Records contained in a dataset:
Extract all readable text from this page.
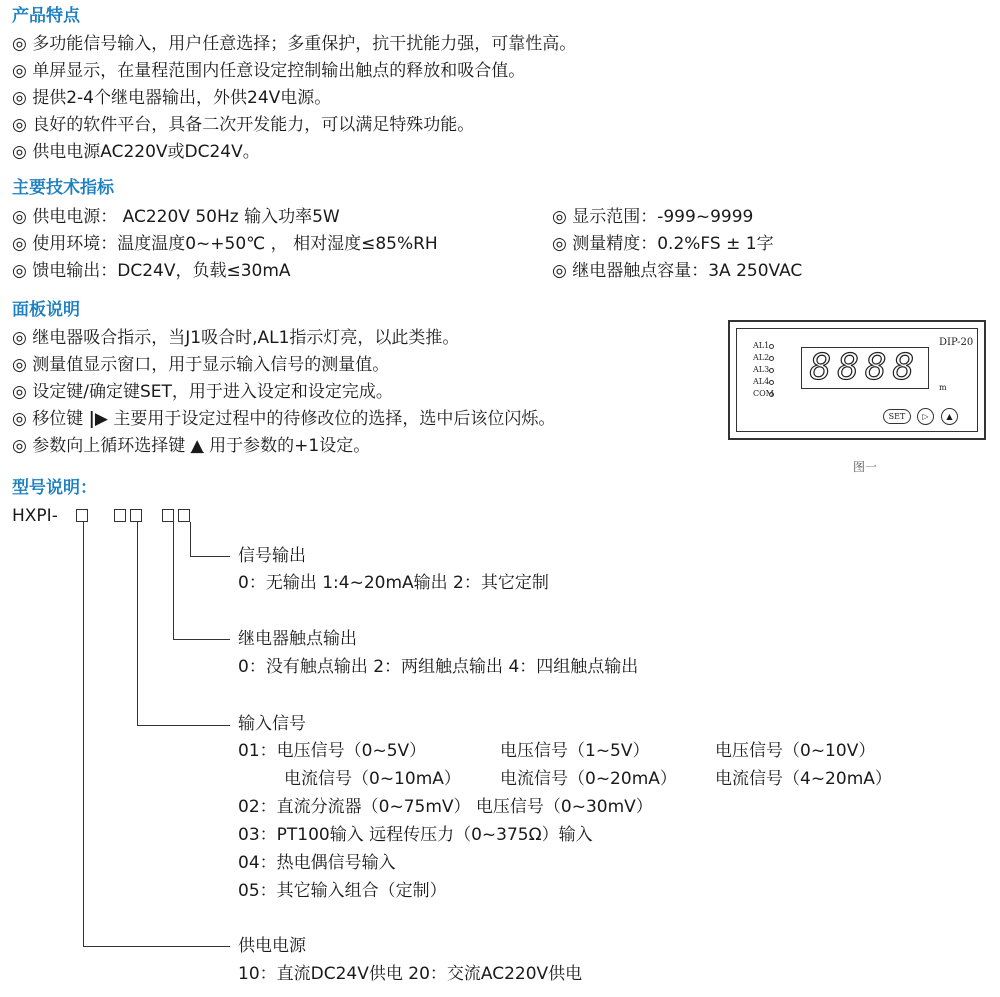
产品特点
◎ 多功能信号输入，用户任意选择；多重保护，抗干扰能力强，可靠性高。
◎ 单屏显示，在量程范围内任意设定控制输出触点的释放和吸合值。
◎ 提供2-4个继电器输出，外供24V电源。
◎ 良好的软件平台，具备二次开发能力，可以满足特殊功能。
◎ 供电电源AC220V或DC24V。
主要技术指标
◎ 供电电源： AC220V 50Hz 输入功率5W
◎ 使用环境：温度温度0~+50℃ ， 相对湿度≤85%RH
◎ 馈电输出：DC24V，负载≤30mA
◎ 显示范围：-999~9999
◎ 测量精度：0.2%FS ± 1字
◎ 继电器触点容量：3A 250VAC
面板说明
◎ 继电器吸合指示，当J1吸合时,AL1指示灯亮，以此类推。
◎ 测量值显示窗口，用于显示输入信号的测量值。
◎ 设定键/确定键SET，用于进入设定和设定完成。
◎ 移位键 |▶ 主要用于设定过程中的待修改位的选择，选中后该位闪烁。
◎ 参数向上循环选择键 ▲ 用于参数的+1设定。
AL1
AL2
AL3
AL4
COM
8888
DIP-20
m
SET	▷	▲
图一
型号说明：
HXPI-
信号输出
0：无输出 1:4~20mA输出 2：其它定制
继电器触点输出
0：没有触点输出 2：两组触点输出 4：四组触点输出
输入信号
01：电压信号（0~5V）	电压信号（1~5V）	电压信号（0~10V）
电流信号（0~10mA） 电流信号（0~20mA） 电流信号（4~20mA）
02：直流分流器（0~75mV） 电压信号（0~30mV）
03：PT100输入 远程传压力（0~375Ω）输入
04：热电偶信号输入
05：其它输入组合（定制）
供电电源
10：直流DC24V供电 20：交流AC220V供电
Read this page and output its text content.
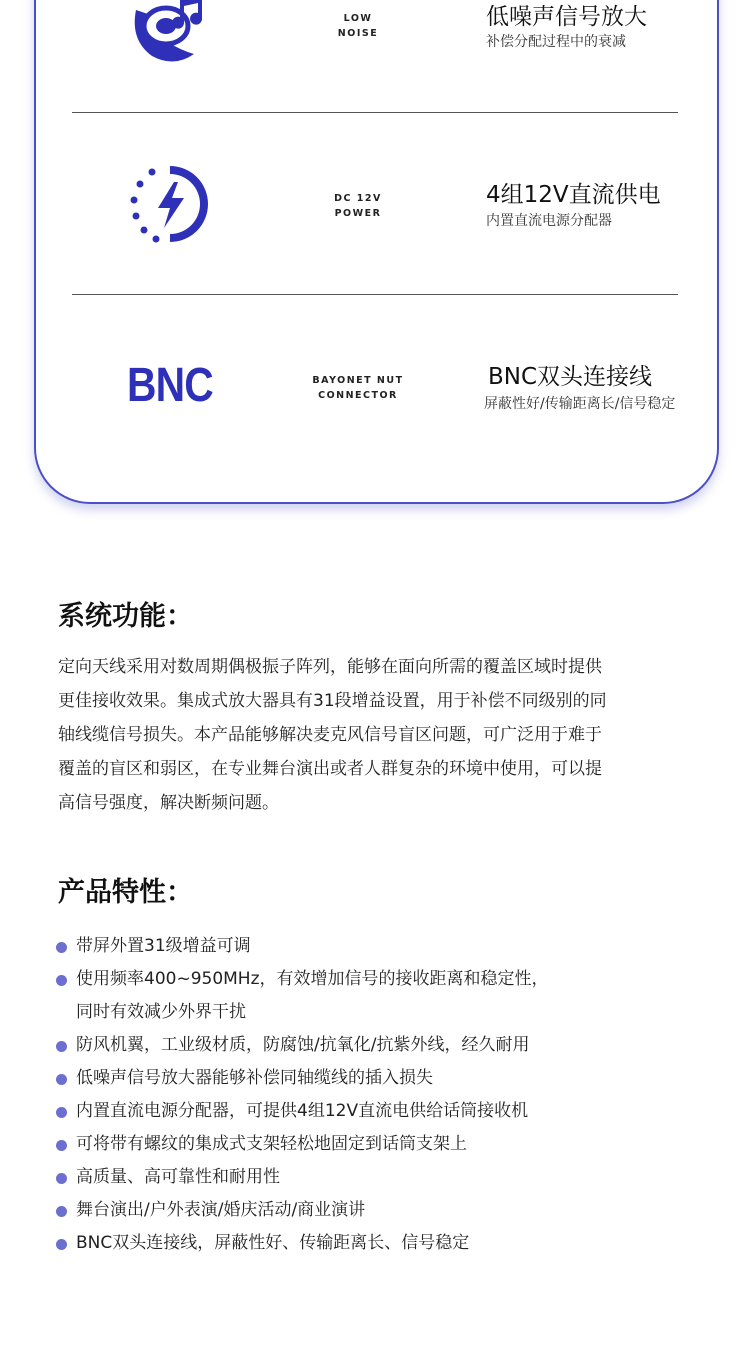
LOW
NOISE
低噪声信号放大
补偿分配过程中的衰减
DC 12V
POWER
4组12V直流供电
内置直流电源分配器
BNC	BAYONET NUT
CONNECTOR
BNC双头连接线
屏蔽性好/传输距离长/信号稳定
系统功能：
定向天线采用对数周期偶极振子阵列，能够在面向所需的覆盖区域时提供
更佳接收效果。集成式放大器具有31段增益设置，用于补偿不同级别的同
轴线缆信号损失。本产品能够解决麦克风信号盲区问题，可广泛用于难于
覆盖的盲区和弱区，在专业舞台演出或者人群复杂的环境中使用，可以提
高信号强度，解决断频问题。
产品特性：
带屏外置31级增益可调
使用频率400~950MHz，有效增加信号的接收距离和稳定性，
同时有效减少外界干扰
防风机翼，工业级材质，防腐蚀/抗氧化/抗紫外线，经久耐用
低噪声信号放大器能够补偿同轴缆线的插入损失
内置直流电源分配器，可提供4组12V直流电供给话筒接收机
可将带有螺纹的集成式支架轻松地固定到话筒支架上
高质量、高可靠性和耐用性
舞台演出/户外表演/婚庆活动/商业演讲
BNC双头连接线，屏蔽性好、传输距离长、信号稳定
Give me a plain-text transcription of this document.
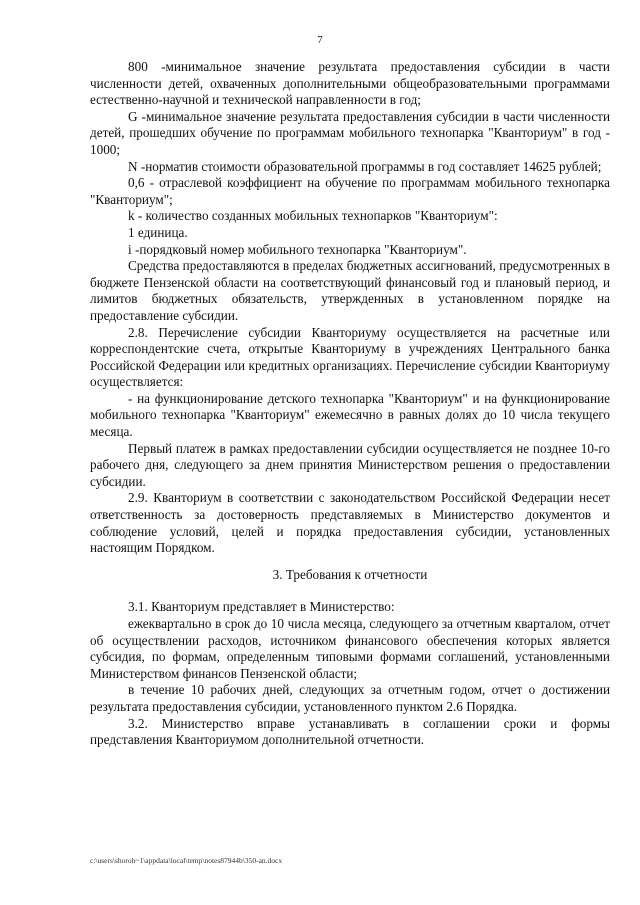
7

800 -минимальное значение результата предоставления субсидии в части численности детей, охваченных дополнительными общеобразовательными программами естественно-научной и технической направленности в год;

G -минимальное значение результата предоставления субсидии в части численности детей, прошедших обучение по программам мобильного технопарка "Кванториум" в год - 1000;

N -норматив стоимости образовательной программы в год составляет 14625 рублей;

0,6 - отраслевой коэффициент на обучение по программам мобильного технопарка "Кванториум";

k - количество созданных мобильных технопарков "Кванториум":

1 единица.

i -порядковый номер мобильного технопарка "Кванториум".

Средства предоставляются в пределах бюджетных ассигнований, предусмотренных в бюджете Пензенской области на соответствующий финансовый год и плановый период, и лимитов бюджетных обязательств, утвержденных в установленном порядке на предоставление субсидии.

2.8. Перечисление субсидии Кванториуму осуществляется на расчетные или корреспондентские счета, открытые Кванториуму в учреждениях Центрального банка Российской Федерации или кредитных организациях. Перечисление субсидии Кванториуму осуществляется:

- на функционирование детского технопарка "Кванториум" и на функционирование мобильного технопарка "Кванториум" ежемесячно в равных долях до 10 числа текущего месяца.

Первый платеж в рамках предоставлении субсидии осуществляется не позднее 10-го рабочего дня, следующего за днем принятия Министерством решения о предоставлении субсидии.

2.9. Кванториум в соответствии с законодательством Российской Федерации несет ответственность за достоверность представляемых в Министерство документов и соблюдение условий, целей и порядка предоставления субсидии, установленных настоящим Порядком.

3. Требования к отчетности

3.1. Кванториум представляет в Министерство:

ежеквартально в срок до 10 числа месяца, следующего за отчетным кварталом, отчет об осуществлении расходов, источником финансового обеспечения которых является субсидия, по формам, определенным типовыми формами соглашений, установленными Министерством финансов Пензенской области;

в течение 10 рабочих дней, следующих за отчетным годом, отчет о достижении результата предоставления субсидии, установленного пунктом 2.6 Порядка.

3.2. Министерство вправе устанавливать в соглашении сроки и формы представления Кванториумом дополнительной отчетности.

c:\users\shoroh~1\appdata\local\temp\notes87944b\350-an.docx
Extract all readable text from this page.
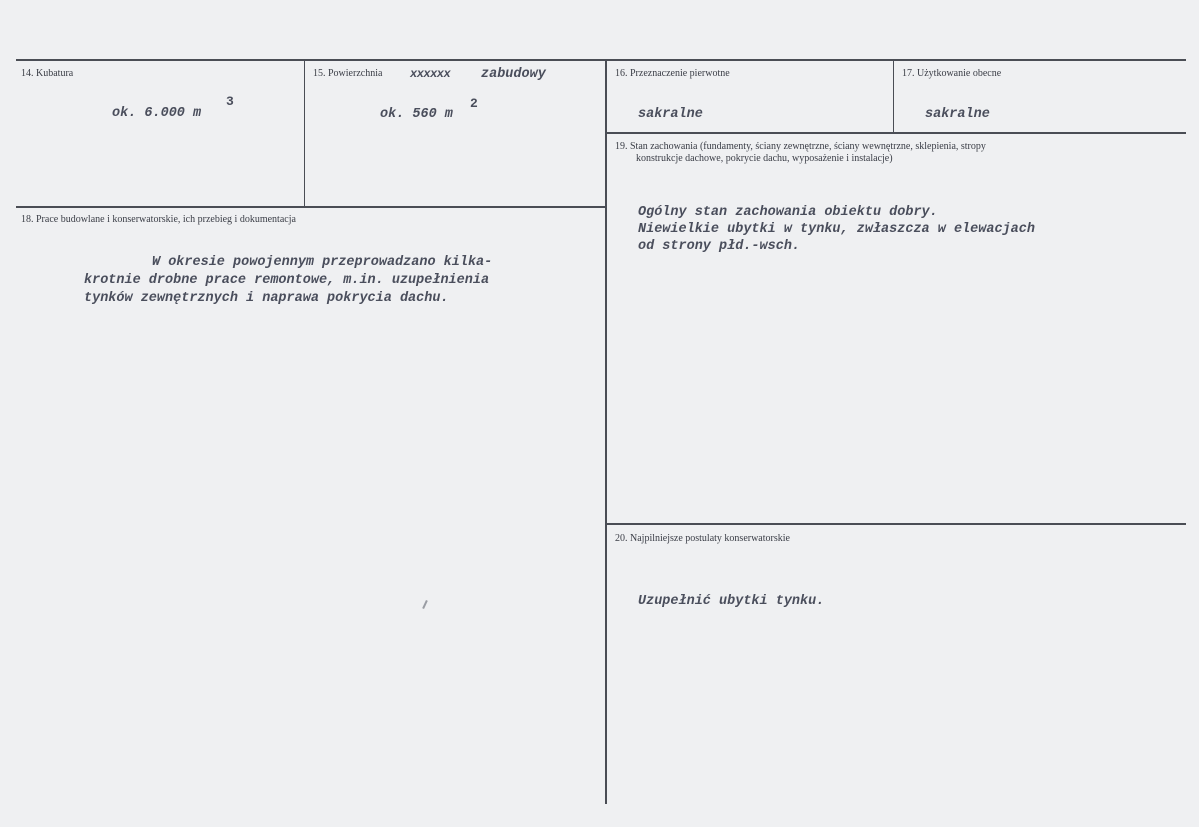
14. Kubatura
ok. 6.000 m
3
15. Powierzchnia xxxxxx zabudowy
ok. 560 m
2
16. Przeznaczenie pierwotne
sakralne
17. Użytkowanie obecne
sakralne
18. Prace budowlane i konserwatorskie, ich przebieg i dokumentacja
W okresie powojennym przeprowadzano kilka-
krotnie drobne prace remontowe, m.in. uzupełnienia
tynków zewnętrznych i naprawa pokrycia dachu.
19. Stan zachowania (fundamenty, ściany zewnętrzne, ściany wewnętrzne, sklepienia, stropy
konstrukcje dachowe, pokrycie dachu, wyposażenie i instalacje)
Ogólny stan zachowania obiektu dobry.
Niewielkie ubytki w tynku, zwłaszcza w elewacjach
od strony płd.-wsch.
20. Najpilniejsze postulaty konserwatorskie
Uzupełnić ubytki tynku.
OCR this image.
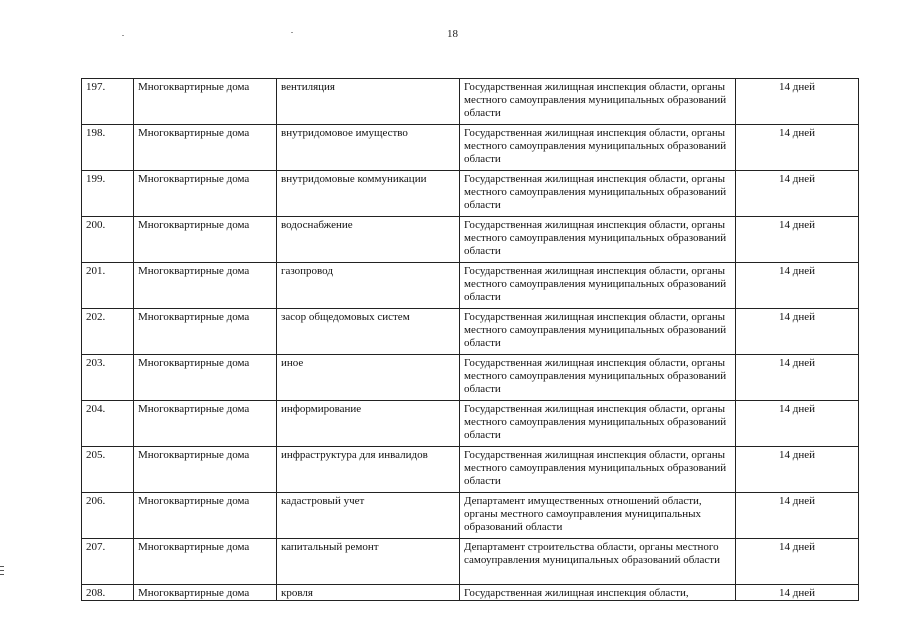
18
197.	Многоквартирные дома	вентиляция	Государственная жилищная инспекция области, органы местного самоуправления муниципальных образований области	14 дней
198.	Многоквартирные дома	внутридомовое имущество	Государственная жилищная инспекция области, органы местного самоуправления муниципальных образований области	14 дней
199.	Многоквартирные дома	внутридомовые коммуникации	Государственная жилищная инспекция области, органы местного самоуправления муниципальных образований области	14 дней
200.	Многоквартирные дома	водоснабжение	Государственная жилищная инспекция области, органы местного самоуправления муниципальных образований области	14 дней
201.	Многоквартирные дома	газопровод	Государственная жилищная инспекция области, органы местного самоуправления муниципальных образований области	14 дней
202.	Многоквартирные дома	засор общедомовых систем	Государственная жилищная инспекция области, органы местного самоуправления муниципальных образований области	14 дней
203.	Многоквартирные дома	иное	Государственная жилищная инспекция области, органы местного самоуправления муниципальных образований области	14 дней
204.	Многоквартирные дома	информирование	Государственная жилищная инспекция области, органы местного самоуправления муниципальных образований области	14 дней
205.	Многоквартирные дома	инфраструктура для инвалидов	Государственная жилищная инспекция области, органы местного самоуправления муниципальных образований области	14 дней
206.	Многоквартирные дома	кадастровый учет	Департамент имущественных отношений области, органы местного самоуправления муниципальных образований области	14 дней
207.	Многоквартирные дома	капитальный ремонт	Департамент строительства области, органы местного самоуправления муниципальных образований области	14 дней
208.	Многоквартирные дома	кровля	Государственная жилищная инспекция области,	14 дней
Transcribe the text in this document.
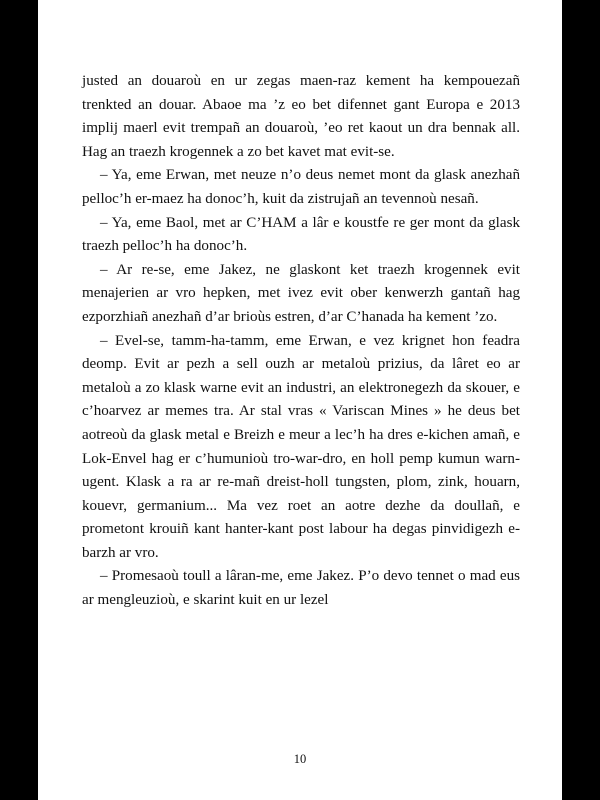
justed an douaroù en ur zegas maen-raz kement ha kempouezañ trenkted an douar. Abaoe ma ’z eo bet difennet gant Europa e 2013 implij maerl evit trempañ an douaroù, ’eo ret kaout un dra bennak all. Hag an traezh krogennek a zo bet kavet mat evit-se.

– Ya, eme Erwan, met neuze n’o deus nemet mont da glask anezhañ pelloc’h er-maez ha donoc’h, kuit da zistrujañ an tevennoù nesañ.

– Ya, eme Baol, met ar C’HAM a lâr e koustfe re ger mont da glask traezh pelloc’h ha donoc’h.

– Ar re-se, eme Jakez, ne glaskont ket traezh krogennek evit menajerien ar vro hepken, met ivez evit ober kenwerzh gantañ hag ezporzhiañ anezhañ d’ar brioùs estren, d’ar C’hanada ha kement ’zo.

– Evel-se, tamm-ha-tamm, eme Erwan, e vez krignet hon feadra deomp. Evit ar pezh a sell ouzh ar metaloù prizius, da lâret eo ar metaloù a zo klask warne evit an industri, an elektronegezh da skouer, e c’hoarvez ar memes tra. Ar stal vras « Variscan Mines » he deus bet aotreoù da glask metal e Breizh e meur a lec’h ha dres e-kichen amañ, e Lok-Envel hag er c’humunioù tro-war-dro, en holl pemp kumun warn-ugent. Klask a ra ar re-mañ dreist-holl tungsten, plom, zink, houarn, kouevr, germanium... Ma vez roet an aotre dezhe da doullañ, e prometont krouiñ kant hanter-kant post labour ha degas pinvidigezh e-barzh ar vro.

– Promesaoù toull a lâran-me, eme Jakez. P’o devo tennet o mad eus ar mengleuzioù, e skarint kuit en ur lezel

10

**Set task:** Gather from the entries above all lines that include the string "电压信号".

**Result for this exercise:**
01：电压信号（0~5V）	电压信号（1~5V）	电压信号（0~10V）
02：直流分流器（0~75mV） 电压信号（0~30mV）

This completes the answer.